Copy the data below word for word.

- **SOURCE MATERIAL**:
········
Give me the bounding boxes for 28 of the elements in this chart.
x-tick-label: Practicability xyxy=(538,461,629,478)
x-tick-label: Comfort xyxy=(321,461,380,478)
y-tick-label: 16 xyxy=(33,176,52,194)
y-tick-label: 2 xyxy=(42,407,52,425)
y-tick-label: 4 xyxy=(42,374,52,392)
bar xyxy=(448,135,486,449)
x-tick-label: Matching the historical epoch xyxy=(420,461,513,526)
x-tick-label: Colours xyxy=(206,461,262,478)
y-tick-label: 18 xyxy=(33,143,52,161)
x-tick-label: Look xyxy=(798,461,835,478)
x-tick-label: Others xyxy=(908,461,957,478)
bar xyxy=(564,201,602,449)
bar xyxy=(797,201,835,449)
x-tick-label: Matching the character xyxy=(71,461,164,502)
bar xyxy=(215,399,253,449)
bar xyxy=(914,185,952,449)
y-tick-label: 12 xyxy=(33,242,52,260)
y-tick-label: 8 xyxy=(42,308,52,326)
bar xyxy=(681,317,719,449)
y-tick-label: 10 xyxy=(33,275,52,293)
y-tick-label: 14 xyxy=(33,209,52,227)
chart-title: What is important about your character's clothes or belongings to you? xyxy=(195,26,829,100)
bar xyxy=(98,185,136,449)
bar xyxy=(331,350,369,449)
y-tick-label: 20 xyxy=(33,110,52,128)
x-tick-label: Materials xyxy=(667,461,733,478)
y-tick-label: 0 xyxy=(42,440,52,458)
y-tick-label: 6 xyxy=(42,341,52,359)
········
- **TASK RESULT**:
Give me the bounding boxes for 28 of the elements in this chart.
x-tick-label: Practicability xyxy=(538,461,629,478)
x-tick-label: Comfort xyxy=(321,461,380,478)
y-tick-label: 16 xyxy=(33,176,52,194)
y-tick-label: 2 xyxy=(42,407,52,425)
y-tick-label: 4 xyxy=(42,374,52,392)
bar xyxy=(448,135,486,449)
x-tick-label: Matching the historical epoch xyxy=(420,461,513,526)
x-tick-label: Colours xyxy=(206,461,262,478)
y-tick-label: 18 xyxy=(33,143,52,161)
x-tick-label: Look xyxy=(798,461,835,478)
x-tick-label: Others xyxy=(908,461,957,478)
bar xyxy=(564,201,602,449)
bar xyxy=(797,201,835,449)
x-tick-label: Matching the character xyxy=(71,461,164,502)
bar xyxy=(215,399,253,449)
bar xyxy=(914,185,952,449)
y-tick-label: 12 xyxy=(33,242,52,260)
y-tick-label: 8 xyxy=(42,308,52,326)
bar xyxy=(681,317,719,449)
y-tick-label: 10 xyxy=(33,275,52,293)
y-tick-label: 14 xyxy=(33,209,52,227)
chart-title: What is important about your character's clothes or belongings to you? xyxy=(195,26,829,100)
bar xyxy=(98,185,136,449)
bar xyxy=(331,350,369,449)
y-tick-label: 20 xyxy=(33,110,52,128)
x-tick-label: Materials xyxy=(667,461,733,478)
y-tick-label: 0 xyxy=(42,440,52,458)
y-tick-label: 6 xyxy=(42,341,52,359)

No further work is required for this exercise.